__Exercise instructions__
Copy each line that contains the string "name".
++++ Data to process
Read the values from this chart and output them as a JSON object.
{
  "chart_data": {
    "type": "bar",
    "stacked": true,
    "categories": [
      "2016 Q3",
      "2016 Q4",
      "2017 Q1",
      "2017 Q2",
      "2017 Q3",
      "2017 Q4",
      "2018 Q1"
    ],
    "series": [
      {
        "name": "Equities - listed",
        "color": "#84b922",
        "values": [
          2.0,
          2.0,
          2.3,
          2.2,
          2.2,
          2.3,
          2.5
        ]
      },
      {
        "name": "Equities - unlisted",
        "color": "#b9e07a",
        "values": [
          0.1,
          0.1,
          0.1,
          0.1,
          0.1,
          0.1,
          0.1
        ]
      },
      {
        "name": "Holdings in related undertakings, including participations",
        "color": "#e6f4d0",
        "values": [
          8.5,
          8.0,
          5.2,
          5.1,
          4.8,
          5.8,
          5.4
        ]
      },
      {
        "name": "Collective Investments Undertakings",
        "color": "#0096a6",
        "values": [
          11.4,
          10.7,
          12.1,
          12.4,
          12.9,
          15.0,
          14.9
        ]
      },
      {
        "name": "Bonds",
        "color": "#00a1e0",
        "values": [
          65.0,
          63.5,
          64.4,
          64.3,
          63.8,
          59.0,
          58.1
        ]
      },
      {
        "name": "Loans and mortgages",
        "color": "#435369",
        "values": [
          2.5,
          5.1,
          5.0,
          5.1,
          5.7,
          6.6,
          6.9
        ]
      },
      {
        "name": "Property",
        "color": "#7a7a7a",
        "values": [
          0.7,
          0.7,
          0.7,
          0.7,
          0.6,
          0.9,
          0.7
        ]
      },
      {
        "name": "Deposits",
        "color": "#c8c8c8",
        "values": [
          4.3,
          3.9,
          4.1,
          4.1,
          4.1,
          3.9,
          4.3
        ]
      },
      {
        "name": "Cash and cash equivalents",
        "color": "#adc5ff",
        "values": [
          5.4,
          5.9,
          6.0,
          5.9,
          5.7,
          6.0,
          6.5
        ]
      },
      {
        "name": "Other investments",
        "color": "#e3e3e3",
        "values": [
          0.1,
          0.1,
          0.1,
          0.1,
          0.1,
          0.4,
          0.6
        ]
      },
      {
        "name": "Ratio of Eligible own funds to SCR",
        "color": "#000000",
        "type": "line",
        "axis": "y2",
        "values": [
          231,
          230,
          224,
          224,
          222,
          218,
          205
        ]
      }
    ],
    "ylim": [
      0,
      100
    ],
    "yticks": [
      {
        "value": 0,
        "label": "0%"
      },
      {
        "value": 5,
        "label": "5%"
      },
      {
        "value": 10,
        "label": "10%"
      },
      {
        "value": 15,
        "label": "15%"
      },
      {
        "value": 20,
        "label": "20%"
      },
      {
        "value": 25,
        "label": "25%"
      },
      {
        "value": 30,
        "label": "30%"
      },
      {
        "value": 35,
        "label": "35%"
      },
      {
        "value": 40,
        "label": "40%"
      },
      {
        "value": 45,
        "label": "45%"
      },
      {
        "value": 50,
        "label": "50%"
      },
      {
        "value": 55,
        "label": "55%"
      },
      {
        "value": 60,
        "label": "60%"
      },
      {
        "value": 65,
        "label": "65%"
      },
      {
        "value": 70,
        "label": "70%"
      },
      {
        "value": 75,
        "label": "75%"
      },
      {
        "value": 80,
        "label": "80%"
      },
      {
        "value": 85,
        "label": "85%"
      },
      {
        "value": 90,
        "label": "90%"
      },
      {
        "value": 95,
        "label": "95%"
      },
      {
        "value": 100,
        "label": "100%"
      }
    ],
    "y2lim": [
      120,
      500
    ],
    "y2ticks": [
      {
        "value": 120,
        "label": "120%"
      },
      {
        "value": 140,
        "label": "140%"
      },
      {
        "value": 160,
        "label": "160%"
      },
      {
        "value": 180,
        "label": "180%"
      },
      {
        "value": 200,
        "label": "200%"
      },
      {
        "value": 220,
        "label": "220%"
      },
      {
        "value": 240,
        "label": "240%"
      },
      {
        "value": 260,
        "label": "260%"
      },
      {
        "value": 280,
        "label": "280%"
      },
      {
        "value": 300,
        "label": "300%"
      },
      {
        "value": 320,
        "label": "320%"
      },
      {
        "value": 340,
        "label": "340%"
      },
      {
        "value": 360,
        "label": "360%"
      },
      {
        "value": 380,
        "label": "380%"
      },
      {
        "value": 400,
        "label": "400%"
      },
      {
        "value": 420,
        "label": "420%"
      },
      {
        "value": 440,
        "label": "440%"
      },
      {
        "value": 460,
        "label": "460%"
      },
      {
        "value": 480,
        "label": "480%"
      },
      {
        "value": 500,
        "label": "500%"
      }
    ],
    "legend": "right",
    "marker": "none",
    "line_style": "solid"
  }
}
++++++++
__Correct answer__
        "name": "Equities - listed",
        "name": "Equities - unlisted",
        "name": "Holdings in related undertakings, including participations",
        "name": "Collective Investments Undertakings",
        "name": "Bonds",
        "name": "Loans and mortgages",
        "name": "Property",
        "name": "Deposits",
        "name": "Cash and cash equivalents",
        "name": "Other investments",
        "name": "Ratio of Eligible own funds to SCR",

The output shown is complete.